# TASK REQUIREMENTS
Your task is to output all the records below, word for word.

# DATASET ROWS
━━━━

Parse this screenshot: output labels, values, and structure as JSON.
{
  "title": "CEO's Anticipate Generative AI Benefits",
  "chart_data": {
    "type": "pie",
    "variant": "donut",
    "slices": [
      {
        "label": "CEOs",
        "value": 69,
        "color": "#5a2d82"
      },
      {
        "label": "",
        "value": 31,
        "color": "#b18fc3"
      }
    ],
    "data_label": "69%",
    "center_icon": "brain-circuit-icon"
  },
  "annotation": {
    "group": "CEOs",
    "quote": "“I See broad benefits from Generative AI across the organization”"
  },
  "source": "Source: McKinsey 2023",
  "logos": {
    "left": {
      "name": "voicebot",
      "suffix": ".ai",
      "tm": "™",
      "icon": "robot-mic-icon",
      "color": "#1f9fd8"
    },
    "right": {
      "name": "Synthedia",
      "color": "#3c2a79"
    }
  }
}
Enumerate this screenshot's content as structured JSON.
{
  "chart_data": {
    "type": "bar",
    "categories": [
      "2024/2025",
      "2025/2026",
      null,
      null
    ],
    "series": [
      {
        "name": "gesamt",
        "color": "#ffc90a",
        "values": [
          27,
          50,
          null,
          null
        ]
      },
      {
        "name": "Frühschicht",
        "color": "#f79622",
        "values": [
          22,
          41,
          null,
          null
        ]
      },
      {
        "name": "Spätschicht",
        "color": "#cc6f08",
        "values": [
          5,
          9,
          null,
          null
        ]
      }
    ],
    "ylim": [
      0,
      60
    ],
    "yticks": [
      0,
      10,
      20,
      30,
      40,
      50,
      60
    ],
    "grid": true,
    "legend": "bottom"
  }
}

━━━━

# SOLUTION TO THIS EXERCISE
Parse this screenshot: output labels, values, and structure as JSON.
{
  "title": "CEO's Anticipate Generative AI Benefits",
  "chart_data": {
    "type": "pie",
    "variant": "donut",
    "slices": [
      {
        "label": "CEOs",
        "value": 69,
        "color": "#5a2d82"
      },
      {
        "label": "",
        "value": 31,
        "color": "#b18fc3"
      }
    ],
    "data_label": "69%",
    "center_icon": "brain-circuit-icon"
  },
  "annotation": {
    "group": "CEOs",
    "quote": "“I See broad benefits from Generative AI across the organization”"
  },
  "source": "Source: McKinsey 2023",
  "logos": {
    "left": {
      "name": "voicebot",
      "suffix": ".ai",
      "tm": "™",
      "icon": "robot-mic-icon",
      "color": "#1f9fd8"
    },
    "right": {
      "name": "Synthedia",
      "color": "#3c2a79"
    }
  }
}
Enumerate this screenshot's content as structured JSON.
{
  "chart_data": {
    "type": "bar",
    "categories": [
      "2024/2025",
      "2025/2026",
      null,
      null
    ],
    "series": [
      {
        "name": "gesamt",
        "color": "#ffc90a",
        "values": [
          27,
          50,
          null,
          null
        ]
      },
      {
        "name": "Frühschicht",
        "color": "#f79622",
        "values": [
          22,
          41,
          null,
          null
        ]
      },
      {
        "name": "Spätschicht",
        "color": "#cc6f08",
        "values": [
          5,
          9,
          null,
          null
        ]
      }
    ],
    "ylim": [
      0,
      60
    ],
    "yticks": [
      0,
      10,
      20,
      30,
      40,
      50,
      60
    ],
    "grid": true,
    "legend": "bottom"
  }
}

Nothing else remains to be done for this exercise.